____ DATA FOR THIS EXERCISE
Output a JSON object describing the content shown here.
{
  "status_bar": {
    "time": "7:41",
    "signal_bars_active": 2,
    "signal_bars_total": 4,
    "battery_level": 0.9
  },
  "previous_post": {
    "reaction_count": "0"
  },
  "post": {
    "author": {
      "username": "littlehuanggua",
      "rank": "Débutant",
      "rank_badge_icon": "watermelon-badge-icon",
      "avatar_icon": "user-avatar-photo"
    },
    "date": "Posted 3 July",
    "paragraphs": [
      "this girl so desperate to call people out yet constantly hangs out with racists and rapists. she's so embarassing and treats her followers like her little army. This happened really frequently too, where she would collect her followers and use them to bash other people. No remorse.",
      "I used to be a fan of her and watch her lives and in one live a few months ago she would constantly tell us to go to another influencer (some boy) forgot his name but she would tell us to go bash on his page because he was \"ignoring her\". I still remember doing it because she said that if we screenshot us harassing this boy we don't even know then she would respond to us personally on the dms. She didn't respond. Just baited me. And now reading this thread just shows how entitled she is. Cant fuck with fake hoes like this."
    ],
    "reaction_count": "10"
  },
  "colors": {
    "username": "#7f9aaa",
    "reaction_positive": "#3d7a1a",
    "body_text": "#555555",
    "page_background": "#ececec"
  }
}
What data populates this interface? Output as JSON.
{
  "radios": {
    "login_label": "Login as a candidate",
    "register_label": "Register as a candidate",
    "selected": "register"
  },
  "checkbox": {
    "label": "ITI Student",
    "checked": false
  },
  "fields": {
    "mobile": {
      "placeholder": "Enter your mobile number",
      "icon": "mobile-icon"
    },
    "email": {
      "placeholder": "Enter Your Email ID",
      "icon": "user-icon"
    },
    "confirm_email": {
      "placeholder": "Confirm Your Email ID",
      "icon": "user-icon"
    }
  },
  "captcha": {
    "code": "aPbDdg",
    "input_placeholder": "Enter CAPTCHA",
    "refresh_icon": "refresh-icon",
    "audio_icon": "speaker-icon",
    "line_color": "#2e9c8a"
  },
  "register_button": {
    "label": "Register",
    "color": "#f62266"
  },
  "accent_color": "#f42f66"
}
________
== OBJECTIVE ==
State the number of lines above that hold the string "mobile", with nothing added.

== EXERCISE RESULT ==
3